To be done: Each entry below should be reproduced character for character.

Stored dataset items
****************

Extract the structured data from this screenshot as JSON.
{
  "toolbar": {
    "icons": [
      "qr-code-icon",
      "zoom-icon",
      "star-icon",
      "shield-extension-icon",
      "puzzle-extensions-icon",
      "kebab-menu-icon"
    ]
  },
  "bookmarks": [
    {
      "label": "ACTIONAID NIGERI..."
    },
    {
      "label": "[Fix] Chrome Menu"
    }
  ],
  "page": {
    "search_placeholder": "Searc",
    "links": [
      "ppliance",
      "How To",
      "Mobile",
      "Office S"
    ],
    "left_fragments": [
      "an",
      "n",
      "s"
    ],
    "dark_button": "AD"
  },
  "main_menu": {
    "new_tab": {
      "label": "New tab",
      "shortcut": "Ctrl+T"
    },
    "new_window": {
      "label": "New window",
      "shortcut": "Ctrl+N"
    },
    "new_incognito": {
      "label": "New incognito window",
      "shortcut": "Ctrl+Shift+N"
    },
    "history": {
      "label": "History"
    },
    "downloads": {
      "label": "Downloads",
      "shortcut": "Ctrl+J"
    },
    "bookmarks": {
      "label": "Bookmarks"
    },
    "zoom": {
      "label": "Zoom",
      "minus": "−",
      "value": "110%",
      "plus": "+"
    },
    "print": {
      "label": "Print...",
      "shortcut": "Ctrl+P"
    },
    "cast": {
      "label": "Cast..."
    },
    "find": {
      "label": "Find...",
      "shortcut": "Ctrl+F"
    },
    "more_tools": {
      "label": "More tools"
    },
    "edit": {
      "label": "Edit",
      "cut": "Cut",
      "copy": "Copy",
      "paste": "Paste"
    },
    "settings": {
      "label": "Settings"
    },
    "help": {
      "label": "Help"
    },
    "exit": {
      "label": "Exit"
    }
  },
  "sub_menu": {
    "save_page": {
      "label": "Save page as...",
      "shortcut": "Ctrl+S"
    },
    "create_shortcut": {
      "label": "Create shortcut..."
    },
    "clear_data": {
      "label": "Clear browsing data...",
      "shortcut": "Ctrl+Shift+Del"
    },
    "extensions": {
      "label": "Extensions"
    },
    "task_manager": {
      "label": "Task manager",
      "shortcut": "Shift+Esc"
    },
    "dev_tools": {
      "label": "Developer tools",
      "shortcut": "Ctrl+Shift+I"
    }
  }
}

****************

Full response:
Extract the structured data from this screenshot as JSON.
{
  "toolbar": {
    "icons": [
      "qr-code-icon",
      "zoom-icon",
      "star-icon",
      "shield-extension-icon",
      "puzzle-extensions-icon",
      "kebab-menu-icon"
    ]
  },
  "bookmarks": [
    {
      "label": "ACTIONAID NIGERI..."
    },
    {
      "label": "[Fix] Chrome Menu"
    }
  ],
  "page": {
    "search_placeholder": "Searc",
    "links": [
      "ppliance",
      "How To",
      "Mobile",
      "Office S"
    ],
    "left_fragments": [
      "an",
      "n",
      "s"
    ],
    "dark_button": "AD"
  },
  "main_menu": {
    "new_tab": {
      "label": "New tab",
      "shortcut": "Ctrl+T"
    },
    "new_window": {
      "label": "New window",
      "shortcut": "Ctrl+N"
    },
    "new_incognito": {
      "label": "New incognito window",
      "shortcut": "Ctrl+Shift+N"
    },
    "history": {
      "label": "History"
    },
    "downloads": {
      "label": "Downloads",
      "shortcut": "Ctrl+J"
    },
    "bookmarks": {
      "label": "Bookmarks"
    },
    "zoom": {
      "label": "Zoom",
      "minus": "−",
      "value": "110%",
      "plus": "+"
    },
    "print": {
      "label": "Print...",
      "shortcut": "Ctrl+P"
    },
    "cast": {
      "label": "Cast..."
    },
    "find": {
      "label": "Find...",
      "shortcut": "Ctrl+F"
    },
    "more_tools": {
      "label": "More tools"
    },
    "edit": {
      "label": "Edit",
      "cut": "Cut",
      "copy": "Copy",
      "paste": "Paste"
    },
    "settings": {
      "label": "Settings"
    },
    "help": {
      "label": "Help"
    },
    "exit": {
      "label": "Exit"
    }
  },
  "sub_menu": {
    "save_page": {
      "label": "Save page as...",
      "shortcut": "Ctrl+S"
    },
    "create_shortcut": {
      "label": "Create shortcut..."
    },
    "clear_data": {
      "label": "Clear browsing data...",
      "shortcut": "Ctrl+Shift+Del"
    },
    "extensions": {
      "label": "Extensions"
    },
    "task_manager": {
      "label": "Task manager",
      "shortcut": "Shift+Esc"
    },
    "dev_tools": {
      "label": "Developer tools",
      "shortcut": "Ctrl+Shift+I"
    }
  }
}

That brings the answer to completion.